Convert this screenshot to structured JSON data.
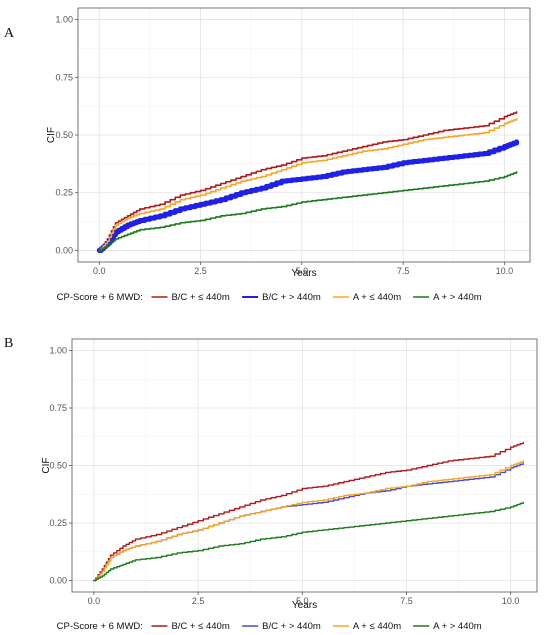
{
  "chart_data": [
    {
      "panel": "A",
      "type": "line",
      "xlabel": "Years",
      "ylabel": "CIF",
      "xlim": [
        0,
        10.5
      ],
      "ylim": [
        0,
        1.0
      ],
      "x_ticks": [
        "0.0",
        "2.5",
        "5.0",
        "7.5",
        "10.0"
      ],
      "y_ticks": [
        "0.00",
        "0.25",
        "0.50",
        "0.75",
        "1.00"
      ],
      "grid": true,
      "legend_title": "CP-Score + 6 MWD:",
      "legend_position": "bottom",
      "series": [
        {
          "name": "B/C + ≤ 440m",
          "color": "#b2181b",
          "width": 1.6,
          "x": [
            0,
            0.2,
            0.4,
            0.7,
            1.0,
            1.5,
            2.0,
            2.5,
            3.0,
            3.5,
            4.0,
            4.5,
            5.0,
            5.5,
            6.0,
            6.5,
            7.0,
            7.5,
            8.0,
            8.5,
            9.0,
            9.5,
            10.0,
            10.3
          ],
          "y": [
            0.0,
            0.05,
            0.12,
            0.15,
            0.18,
            0.2,
            0.24,
            0.26,
            0.29,
            0.32,
            0.35,
            0.37,
            0.4,
            0.41,
            0.43,
            0.45,
            0.47,
            0.48,
            0.5,
            0.52,
            0.53,
            0.54,
            0.58,
            0.6
          ]
        },
        {
          "name": "B/C + > 440m",
          "color": "#1f22e6",
          "width": 5,
          "x": [
            0,
            0.2,
            0.4,
            0.7,
            1.0,
            1.5,
            2.0,
            2.5,
            3.0,
            3.5,
            4.0,
            4.5,
            5.0,
            5.5,
            6.0,
            6.5,
            7.0,
            7.5,
            8.0,
            8.5,
            9.0,
            9.5,
            10.0,
            10.3
          ],
          "y": [
            0.0,
            0.03,
            0.08,
            0.11,
            0.13,
            0.15,
            0.18,
            0.2,
            0.22,
            0.25,
            0.27,
            0.3,
            0.31,
            0.32,
            0.34,
            0.35,
            0.36,
            0.38,
            0.39,
            0.4,
            0.41,
            0.42,
            0.45,
            0.47
          ]
        },
        {
          "name": "A + ≤ 440m",
          "color": "#f5a623",
          "width": 1.6,
          "x": [
            0,
            0.2,
            0.4,
            0.7,
            1.0,
            1.5,
            2.0,
            2.5,
            3.0,
            3.5,
            4.0,
            4.5,
            5.0,
            5.5,
            6.0,
            6.5,
            7.0,
            7.5,
            8.0,
            8.5,
            9.0,
            9.5,
            10.0,
            10.3
          ],
          "y": [
            0.0,
            0.04,
            0.11,
            0.14,
            0.16,
            0.18,
            0.22,
            0.24,
            0.27,
            0.3,
            0.32,
            0.35,
            0.38,
            0.39,
            0.41,
            0.43,
            0.44,
            0.46,
            0.48,
            0.49,
            0.5,
            0.51,
            0.55,
            0.57
          ]
        },
        {
          "name": "A + > 440m",
          "color": "#1b7a1b",
          "width": 1.6,
          "x": [
            0,
            0.2,
            0.4,
            0.7,
            1.0,
            1.5,
            2.0,
            2.5,
            3.0,
            3.5,
            4.0,
            4.5,
            5.0,
            5.5,
            6.0,
            6.5,
            7.0,
            7.5,
            8.0,
            8.5,
            9.0,
            9.5,
            10.0,
            10.3
          ],
          "y": [
            0.0,
            0.02,
            0.05,
            0.07,
            0.09,
            0.1,
            0.12,
            0.13,
            0.15,
            0.16,
            0.18,
            0.19,
            0.21,
            0.22,
            0.23,
            0.24,
            0.25,
            0.26,
            0.27,
            0.28,
            0.29,
            0.3,
            0.32,
            0.34
          ]
        }
      ]
    },
    {
      "panel": "B",
      "type": "line",
      "xlabel": "Years",
      "ylabel": "CIF",
      "xlim": [
        0,
        10.5
      ],
      "ylim": [
        0,
        1.0
      ],
      "x_ticks": [
        "0.0",
        "2.5",
        "5.0",
        "7.5",
        "10.0"
      ],
      "y_ticks": [
        "0.00",
        "0.25",
        "0.50",
        "0.75",
        "1.00"
      ],
      "grid": true,
      "legend_title": "CP-Score + 6 MWD:",
      "legend_position": "bottom",
      "series": [
        {
          "name": "B/C + ≤ 440m",
          "color": "#b2181b",
          "width": 1.4,
          "x": [
            0,
            0.2,
            0.4,
            0.7,
            1.0,
            1.5,
            2.0,
            2.5,
            3.0,
            3.5,
            4.0,
            4.5,
            5.0,
            5.5,
            6.0,
            6.5,
            7.0,
            7.5,
            8.0,
            8.5,
            9.0,
            9.5,
            10.0,
            10.3
          ],
          "y": [
            0.0,
            0.05,
            0.11,
            0.15,
            0.18,
            0.2,
            0.23,
            0.26,
            0.29,
            0.32,
            0.35,
            0.37,
            0.4,
            0.41,
            0.43,
            0.45,
            0.47,
            0.48,
            0.5,
            0.52,
            0.53,
            0.54,
            0.58,
            0.6
          ]
        },
        {
          "name": "B/C + > 440m",
          "color": "#4b4bd6",
          "width": 1.4,
          "x": [
            0,
            0.2,
            0.4,
            0.7,
            1.0,
            1.5,
            2.0,
            2.5,
            3.0,
            3.5,
            4.0,
            4.5,
            5.0,
            5.5,
            6.0,
            6.5,
            7.0,
            7.5,
            8.0,
            8.5,
            9.0,
            9.5,
            10.0,
            10.3
          ],
          "y": [
            0.0,
            0.04,
            0.1,
            0.13,
            0.15,
            0.17,
            0.2,
            0.22,
            0.25,
            0.28,
            0.3,
            0.32,
            0.33,
            0.34,
            0.36,
            0.38,
            0.39,
            0.41,
            0.42,
            0.43,
            0.44,
            0.45,
            0.49,
            0.51
          ]
        },
        {
          "name": "A + ≤ 440m",
          "color": "#f5a623",
          "width": 1.4,
          "x": [
            0,
            0.2,
            0.4,
            0.7,
            1.0,
            1.5,
            2.0,
            2.5,
            3.0,
            3.5,
            4.0,
            4.5,
            5.0,
            5.5,
            6.0,
            6.5,
            7.0,
            7.5,
            8.0,
            8.5,
            9.0,
            9.5,
            10.0,
            10.3
          ],
          "y": [
            0.0,
            0.04,
            0.1,
            0.13,
            0.15,
            0.17,
            0.2,
            0.22,
            0.25,
            0.28,
            0.3,
            0.32,
            0.34,
            0.35,
            0.37,
            0.38,
            0.4,
            0.41,
            0.43,
            0.44,
            0.45,
            0.46,
            0.5,
            0.52
          ]
        },
        {
          "name": "A + > 440m",
          "color": "#1b7a1b",
          "width": 1.4,
          "x": [
            0,
            0.2,
            0.4,
            0.7,
            1.0,
            1.5,
            2.0,
            2.5,
            3.0,
            3.5,
            4.0,
            4.5,
            5.0,
            5.5,
            6.0,
            6.5,
            7.0,
            7.5,
            8.0,
            8.5,
            9.0,
            9.5,
            10.0,
            10.3
          ],
          "y": [
            0.0,
            0.02,
            0.05,
            0.07,
            0.09,
            0.1,
            0.12,
            0.13,
            0.15,
            0.16,
            0.18,
            0.19,
            0.21,
            0.22,
            0.23,
            0.24,
            0.25,
            0.26,
            0.27,
            0.28,
            0.29,
            0.3,
            0.32,
            0.34
          ]
        }
      ]
    }
  ]
}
****************************************
> [Required work] Copy every line above word for word and exclude the pictures.

> [Expected answer]
Convert this screenshot to structured JSON data.
{
  "chart_data": [
    {
      "panel": "A",
      "type": "line",
      "xlabel": "Years",
      "ylabel": "CIF",
      "xlim": [
        0,
        10.5
      ],
      "ylim": [
        0,
        1.0
      ],
      "x_ticks": [
        "0.0",
        "2.5",
        "5.0",
        "7.5",
        "10.0"
      ],
      "y_ticks": [
        "0.00",
        "0.25",
        "0.50",
        "0.75",
        "1.00"
      ],
      "grid": true,
      "legend_title": "CP-Score + 6 MWD:",
      "legend_position": "bottom",
      "series": [
        {
          "name": "B/C + ≤ 440m",
          "color": "#b2181b",
          "width": 1.6,
          "x": [
            0,
            0.2,
            0.4,
            0.7,
            1.0,
            1.5,
            2.0,
            2.5,
            3.0,
            3.5,
            4.0,
            4.5,
            5.0,
            5.5,
            6.0,
            6.5,
            7.0,
            7.5,
            8.0,
            8.5,
            9.0,
            9.5,
            10.0,
            10.3
          ],
          "y": [
            0.0,
            0.05,
            0.12,
            0.15,
            0.18,
            0.2,
            0.24,
            0.26,
            0.29,
            0.32,
            0.35,
            0.37,
            0.4,
            0.41,
            0.43,
            0.45,
            0.47,
            0.48,
            0.5,
            0.52,
            0.53,
            0.54,
            0.58,
            0.6
          ]
        },
        {
          "name": "B/C + > 440m",
          "color": "#1f22e6",
          "width": 5,
          "x": [
            0,
            0.2,
            0.4,
            0.7,
            1.0,
            1.5,
            2.0,
            2.5,
            3.0,
            3.5,
            4.0,
            4.5,
            5.0,
            5.5,
            6.0,
            6.5,
            7.0,
            7.5,
            8.0,
            8.5,
            9.0,
            9.5,
            10.0,
            10.3
          ],
          "y": [
            0.0,
            0.03,
            0.08,
            0.11,
            0.13,
            0.15,
            0.18,
            0.2,
            0.22,
            0.25,
            0.27,
            0.3,
            0.31,
            0.32,
            0.34,
            0.35,
            0.36,
            0.38,
            0.39,
            0.4,
            0.41,
            0.42,
            0.45,
            0.47
          ]
        },
        {
          "name": "A + ≤ 440m",
          "color": "#f5a623",
          "width": 1.6,
          "x": [
            0,
            0.2,
            0.4,
            0.7,
            1.0,
            1.5,
            2.0,
            2.5,
            3.0,
            3.5,
            4.0,
            4.5,
            5.0,
            5.5,
            6.0,
            6.5,
            7.0,
            7.5,
            8.0,
            8.5,
            9.0,
            9.5,
            10.0,
            10.3
          ],
          "y": [
            0.0,
            0.04,
            0.11,
            0.14,
            0.16,
            0.18,
            0.22,
            0.24,
            0.27,
            0.3,
            0.32,
            0.35,
            0.38,
            0.39,
            0.41,
            0.43,
            0.44,
            0.46,
            0.48,
            0.49,
            0.5,
            0.51,
            0.55,
            0.57
          ]
        },
        {
          "name": "A + > 440m",
          "color": "#1b7a1b",
          "width": 1.6,
          "x": [
            0,
            0.2,
            0.4,
            0.7,
            1.0,
            1.5,
            2.0,
            2.5,
            3.0,
            3.5,
            4.0,
            4.5,
            5.0,
            5.5,
            6.0,
            6.5,
            7.0,
            7.5,
            8.0,
            8.5,
            9.0,
            9.5,
            10.0,
            10.3
          ],
          "y": [
            0.0,
            0.02,
            0.05,
            0.07,
            0.09,
            0.1,
            0.12,
            0.13,
            0.15,
            0.16,
            0.18,
            0.19,
            0.21,
            0.22,
            0.23,
            0.24,
            0.25,
            0.26,
            0.27,
            0.28,
            0.29,
            0.3,
            0.32,
            0.34
          ]
        }
      ]
    },
    {
      "panel": "B",
      "type": "line",
      "xlabel": "Years",
      "ylabel": "CIF",
      "xlim": [
        0,
        10.5
      ],
      "ylim": [
        0,
        1.0
      ],
      "x_ticks": [
        "0.0",
        "2.5",
        "5.0",
        "7.5",
        "10.0"
      ],
      "y_ticks": [
        "0.00",
        "0.25",
        "0.50",
        "0.75",
        "1.00"
      ],
      "grid": true,
      "legend_title": "CP-Score + 6 MWD:",
      "legend_position": "bottom",
      "series": [
        {
          "name": "B/C + ≤ 440m",
          "color": "#b2181b",
          "width": 1.4,
          "x": [
            0,
            0.2,
            0.4,
            0.7,
            1.0,
            1.5,
            2.0,
            2.5,
            3.0,
            3.5,
            4.0,
            4.5,
            5.0,
            5.5,
            6.0,
            6.5,
            7.0,
            7.5,
            8.0,
            8.5,
            9.0,
            9.5,
            10.0,
            10.3
          ],
          "y": [
            0.0,
            0.05,
            0.11,
            0.15,
            0.18,
            0.2,
            0.23,
            0.26,
            0.29,
            0.32,
            0.35,
            0.37,
            0.4,
            0.41,
            0.43,
            0.45,
            0.47,
            0.48,
            0.5,
            0.52,
            0.53,
            0.54,
            0.58,
            0.6
          ]
        },
        {
          "name": "B/C + > 440m",
          "color": "#4b4bd6",
          "width": 1.4,
          "x": [
            0,
            0.2,
            0.4,
            0.7,
            1.0,
            1.5,
            2.0,
            2.5,
            3.0,
            3.5,
            4.0,
            4.5,
            5.0,
            5.5,
            6.0,
            6.5,
            7.0,
            7.5,
            8.0,
            8.5,
            9.0,
            9.5,
            10.0,
            10.3
          ],
          "y": [
            0.0,
            0.04,
            0.1,
            0.13,
            0.15,
            0.17,
            0.2,
            0.22,
            0.25,
            0.28,
            0.3,
            0.32,
            0.33,
            0.34,
            0.36,
            0.38,
            0.39,
            0.41,
            0.42,
            0.43,
            0.44,
            0.45,
            0.49,
            0.51
          ]
        },
        {
          "name": "A + ≤ 440m",
          "color": "#f5a623",
          "width": 1.4,
          "x": [
            0,
            0.2,
            0.4,
            0.7,
            1.0,
            1.5,
            2.0,
            2.5,
            3.0,
            3.5,
            4.0,
            4.5,
            5.0,
            5.5,
            6.0,
            6.5,
            7.0,
            7.5,
            8.0,
            8.5,
            9.0,
            9.5,
            10.0,
            10.3
          ],
          "y": [
            0.0,
            0.04,
            0.1,
            0.13,
            0.15,
            0.17,
            0.2,
            0.22,
            0.25,
            0.28,
            0.3,
            0.32,
            0.34,
            0.35,
            0.37,
            0.38,
            0.4,
            0.41,
            0.43,
            0.44,
            0.45,
            0.46,
            0.5,
            0.52
          ]
        },
        {
          "name": "A + > 440m",
          "color": "#1b7a1b",
          "width": 1.4,
          "x": [
            0,
            0.2,
            0.4,
            0.7,
            1.0,
            1.5,
            2.0,
            2.5,
            3.0,
            3.5,
            4.0,
            4.5,
            5.0,
            5.5,
            6.0,
            6.5,
            7.0,
            7.5,
            8.0,
            8.5,
            9.0,
            9.5,
            10.0,
            10.3
          ],
          "y": [
            0.0,
            0.02,
            0.05,
            0.07,
            0.09,
            0.1,
            0.12,
            0.13,
            0.15,
            0.16,
            0.18,
            0.19,
            0.21,
            0.22,
            0.23,
            0.24,
            0.25,
            0.26,
            0.27,
            0.28,
            0.29,
            0.3,
            0.32,
            0.34
          ]
        }
      ]
    }
  ]
}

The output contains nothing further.